STATED GOAL: Each line containing the word "countryside" should be found and copied.

DATA ROWS:
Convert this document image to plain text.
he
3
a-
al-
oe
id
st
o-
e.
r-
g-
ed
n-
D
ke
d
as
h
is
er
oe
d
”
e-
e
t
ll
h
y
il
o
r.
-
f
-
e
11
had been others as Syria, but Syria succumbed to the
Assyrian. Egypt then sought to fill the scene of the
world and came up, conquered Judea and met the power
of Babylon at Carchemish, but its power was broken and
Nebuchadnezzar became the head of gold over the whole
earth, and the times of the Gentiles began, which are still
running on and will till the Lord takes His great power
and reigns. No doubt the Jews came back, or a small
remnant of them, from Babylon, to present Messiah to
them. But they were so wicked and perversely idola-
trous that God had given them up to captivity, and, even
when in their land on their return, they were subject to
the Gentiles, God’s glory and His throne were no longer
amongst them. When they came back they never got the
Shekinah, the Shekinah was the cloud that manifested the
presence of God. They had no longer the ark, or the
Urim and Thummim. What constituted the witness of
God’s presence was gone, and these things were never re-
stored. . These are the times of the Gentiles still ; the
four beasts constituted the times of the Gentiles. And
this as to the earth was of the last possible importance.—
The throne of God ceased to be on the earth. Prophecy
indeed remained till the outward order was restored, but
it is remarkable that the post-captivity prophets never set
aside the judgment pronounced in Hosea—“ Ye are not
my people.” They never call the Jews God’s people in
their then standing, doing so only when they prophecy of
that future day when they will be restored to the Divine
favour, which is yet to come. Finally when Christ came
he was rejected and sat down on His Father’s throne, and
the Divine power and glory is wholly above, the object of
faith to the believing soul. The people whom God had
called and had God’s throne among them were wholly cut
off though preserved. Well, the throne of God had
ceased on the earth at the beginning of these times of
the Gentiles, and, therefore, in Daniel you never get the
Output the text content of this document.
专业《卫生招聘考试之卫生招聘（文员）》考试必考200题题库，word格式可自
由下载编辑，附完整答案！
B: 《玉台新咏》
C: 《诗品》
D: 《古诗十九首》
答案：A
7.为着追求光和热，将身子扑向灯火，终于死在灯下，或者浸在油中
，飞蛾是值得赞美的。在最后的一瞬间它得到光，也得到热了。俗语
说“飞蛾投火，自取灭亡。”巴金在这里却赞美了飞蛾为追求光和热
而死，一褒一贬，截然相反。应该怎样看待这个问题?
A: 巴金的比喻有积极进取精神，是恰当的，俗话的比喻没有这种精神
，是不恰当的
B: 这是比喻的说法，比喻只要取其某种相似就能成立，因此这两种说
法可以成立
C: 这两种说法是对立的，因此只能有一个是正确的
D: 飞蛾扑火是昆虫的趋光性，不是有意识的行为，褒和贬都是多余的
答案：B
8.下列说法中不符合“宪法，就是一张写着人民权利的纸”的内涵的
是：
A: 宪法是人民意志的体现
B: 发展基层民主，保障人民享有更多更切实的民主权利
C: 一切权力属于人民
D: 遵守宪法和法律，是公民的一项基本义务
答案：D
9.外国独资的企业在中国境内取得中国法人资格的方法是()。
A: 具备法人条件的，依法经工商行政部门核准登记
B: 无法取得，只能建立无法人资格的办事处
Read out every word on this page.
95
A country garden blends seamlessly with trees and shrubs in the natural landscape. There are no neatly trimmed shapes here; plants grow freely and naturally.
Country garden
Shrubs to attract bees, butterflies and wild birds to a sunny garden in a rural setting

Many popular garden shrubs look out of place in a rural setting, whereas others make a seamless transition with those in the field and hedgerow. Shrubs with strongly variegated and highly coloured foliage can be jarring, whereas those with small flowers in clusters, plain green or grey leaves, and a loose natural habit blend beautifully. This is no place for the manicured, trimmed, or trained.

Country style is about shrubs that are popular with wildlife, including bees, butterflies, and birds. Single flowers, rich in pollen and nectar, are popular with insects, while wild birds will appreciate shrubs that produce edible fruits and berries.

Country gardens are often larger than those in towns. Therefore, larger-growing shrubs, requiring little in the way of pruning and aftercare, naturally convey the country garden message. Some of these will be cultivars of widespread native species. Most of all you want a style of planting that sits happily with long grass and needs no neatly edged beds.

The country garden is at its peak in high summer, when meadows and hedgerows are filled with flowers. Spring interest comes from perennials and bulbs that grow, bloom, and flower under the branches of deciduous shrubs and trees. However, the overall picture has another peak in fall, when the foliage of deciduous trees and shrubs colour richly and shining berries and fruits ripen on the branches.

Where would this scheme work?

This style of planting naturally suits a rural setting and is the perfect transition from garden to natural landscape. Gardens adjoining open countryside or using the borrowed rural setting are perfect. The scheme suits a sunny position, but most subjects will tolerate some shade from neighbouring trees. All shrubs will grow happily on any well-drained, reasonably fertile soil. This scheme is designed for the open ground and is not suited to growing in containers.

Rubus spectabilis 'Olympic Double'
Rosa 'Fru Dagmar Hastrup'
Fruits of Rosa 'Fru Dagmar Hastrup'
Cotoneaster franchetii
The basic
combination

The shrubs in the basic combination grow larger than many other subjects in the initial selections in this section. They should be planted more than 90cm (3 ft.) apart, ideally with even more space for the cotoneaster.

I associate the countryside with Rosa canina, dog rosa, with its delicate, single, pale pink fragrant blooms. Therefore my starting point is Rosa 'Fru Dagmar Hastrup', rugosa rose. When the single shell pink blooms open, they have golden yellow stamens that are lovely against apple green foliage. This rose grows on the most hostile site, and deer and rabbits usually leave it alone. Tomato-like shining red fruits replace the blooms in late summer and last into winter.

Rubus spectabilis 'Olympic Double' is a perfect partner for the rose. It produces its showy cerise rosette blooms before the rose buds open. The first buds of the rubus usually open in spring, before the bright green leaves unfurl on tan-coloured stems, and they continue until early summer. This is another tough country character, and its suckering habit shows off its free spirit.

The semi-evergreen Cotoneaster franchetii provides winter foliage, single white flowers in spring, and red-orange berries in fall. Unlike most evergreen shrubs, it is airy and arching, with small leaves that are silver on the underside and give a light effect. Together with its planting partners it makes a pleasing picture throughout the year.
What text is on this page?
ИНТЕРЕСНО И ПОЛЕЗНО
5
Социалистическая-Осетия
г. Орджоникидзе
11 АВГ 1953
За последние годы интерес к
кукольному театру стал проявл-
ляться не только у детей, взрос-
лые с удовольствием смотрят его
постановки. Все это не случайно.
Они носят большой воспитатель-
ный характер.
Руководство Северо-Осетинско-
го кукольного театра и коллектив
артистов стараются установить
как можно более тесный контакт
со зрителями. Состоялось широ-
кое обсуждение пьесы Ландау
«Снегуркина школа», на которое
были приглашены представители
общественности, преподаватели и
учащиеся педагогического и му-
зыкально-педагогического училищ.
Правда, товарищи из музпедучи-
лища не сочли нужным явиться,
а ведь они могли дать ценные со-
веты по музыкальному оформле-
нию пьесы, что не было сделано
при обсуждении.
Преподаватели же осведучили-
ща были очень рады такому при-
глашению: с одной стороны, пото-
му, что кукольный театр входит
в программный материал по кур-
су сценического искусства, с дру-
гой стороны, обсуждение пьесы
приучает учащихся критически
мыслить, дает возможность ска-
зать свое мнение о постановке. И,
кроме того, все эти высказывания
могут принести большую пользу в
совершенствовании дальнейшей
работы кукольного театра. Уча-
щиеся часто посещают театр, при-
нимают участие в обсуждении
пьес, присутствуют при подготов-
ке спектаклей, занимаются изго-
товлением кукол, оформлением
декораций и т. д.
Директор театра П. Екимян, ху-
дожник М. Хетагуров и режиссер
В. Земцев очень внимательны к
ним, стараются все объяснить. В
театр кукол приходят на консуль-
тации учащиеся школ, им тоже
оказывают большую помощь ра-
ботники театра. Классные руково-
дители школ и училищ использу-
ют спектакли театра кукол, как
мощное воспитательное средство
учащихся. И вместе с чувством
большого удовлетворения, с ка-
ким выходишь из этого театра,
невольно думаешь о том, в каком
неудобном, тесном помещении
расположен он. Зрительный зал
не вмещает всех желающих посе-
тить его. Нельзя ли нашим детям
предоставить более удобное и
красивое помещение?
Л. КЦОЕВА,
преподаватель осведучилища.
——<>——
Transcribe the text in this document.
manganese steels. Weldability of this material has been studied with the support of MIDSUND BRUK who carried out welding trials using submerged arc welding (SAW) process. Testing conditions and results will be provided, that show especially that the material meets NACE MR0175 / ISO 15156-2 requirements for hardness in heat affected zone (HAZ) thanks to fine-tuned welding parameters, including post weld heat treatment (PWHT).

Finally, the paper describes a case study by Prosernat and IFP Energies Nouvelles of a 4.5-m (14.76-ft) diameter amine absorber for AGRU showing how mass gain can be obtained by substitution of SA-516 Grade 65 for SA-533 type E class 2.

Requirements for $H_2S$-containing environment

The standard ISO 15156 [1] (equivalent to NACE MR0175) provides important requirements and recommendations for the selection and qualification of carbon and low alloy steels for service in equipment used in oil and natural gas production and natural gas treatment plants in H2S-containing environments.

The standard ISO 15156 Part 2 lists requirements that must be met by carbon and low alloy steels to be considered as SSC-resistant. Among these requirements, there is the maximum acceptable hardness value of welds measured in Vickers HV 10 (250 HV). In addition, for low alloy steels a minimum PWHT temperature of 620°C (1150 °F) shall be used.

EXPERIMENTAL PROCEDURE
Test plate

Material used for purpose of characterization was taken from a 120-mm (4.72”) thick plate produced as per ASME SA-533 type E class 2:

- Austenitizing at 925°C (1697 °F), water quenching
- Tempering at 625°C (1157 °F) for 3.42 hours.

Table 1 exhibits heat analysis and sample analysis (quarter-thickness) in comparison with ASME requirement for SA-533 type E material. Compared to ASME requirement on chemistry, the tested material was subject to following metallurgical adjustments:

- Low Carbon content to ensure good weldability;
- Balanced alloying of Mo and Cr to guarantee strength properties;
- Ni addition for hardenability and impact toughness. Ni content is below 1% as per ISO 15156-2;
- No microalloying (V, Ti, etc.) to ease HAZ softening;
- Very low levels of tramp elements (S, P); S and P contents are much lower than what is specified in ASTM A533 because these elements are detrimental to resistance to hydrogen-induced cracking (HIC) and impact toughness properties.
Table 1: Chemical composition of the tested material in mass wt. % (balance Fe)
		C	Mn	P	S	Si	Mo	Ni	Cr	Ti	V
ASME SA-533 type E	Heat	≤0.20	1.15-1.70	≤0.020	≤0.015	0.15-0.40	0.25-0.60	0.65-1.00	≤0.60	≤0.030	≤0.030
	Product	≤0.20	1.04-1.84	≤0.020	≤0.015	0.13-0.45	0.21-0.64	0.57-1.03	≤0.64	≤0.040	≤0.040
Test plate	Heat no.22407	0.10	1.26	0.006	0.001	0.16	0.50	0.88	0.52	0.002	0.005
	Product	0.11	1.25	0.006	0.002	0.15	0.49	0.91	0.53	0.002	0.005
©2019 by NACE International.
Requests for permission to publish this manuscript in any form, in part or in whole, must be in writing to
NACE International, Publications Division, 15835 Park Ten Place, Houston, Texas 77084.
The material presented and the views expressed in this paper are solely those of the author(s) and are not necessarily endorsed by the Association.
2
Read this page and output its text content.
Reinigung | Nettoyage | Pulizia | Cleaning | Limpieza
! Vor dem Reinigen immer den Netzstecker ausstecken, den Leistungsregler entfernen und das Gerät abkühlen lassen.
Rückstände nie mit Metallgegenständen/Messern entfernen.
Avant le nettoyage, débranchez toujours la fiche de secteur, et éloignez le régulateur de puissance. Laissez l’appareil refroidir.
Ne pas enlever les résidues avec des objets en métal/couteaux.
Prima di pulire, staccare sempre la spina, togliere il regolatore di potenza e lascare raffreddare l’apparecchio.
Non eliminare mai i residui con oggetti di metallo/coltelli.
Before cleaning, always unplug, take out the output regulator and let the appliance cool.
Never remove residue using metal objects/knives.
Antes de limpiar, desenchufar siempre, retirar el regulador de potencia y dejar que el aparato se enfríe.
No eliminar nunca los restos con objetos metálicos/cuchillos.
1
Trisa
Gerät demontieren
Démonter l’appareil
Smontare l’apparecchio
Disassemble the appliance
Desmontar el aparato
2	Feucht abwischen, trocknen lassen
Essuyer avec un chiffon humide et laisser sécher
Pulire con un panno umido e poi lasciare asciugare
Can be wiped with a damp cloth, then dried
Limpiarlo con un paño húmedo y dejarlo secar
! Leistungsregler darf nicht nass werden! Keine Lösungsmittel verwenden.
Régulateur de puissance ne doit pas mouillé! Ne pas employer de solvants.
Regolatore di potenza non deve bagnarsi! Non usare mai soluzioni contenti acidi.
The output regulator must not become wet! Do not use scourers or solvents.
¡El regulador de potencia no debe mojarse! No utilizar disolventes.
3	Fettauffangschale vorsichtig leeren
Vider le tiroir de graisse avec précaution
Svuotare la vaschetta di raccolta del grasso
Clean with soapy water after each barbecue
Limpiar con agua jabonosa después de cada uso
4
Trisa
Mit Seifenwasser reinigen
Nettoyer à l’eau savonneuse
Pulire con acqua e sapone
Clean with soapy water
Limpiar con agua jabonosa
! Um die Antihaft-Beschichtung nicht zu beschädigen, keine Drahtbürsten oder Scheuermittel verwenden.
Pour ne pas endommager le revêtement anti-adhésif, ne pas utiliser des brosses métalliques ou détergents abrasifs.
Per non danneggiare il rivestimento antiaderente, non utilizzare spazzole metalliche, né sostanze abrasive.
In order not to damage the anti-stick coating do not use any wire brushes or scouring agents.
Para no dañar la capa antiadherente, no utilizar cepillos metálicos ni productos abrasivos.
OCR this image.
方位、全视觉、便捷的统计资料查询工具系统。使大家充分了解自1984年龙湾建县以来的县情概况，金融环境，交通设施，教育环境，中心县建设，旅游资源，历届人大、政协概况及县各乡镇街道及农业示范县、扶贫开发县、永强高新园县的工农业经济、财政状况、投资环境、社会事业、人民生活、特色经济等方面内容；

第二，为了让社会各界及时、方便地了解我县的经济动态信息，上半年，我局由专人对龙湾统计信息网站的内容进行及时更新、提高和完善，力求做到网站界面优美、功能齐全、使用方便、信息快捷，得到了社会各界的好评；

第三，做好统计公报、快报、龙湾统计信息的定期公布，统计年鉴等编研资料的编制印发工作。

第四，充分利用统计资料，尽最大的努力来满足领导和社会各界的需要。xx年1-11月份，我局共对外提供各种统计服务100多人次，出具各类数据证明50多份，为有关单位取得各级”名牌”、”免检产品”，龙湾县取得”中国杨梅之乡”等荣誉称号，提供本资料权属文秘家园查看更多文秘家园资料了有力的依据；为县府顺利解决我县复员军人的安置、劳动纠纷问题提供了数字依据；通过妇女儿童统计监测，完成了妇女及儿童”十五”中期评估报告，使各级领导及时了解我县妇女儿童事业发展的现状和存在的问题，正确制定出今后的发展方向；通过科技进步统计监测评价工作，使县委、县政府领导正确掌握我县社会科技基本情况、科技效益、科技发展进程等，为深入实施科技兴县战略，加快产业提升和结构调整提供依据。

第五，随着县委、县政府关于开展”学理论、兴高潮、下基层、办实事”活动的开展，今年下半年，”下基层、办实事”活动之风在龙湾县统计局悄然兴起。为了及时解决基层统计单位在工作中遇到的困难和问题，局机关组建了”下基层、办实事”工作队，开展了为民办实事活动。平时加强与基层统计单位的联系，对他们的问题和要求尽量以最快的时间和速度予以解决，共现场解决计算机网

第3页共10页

RESULT:
This style of planting naturally suits a rural setting and is the perfect transition from garden to natural landscape. Gardens adjoining open countryside or using the borrowed rural setting are perfect. The scheme suits a sunny position, but most subjects will tolerate some shade from neighbouring trees. All shrubs will grow happily on any well-drained, reasonably fertile soil. This scheme is designed for the open ground and is not suited to growing in containers.
I associate the countryside with Rosa canina, dog rosa, with its delicate, single, pale pink fragrant blooms. Therefore my starting point is Rosa 'Fru Dagmar Hastrup', rugosa rose. When the single shell pink blooms open, they have golden yellow stamens that are lovely against apple green foliage. This rose grows on the most hostile site, and deer and rabbits usually leave it alone. Tomato-like shining red fruits replace the blooms in late summer and last into winter.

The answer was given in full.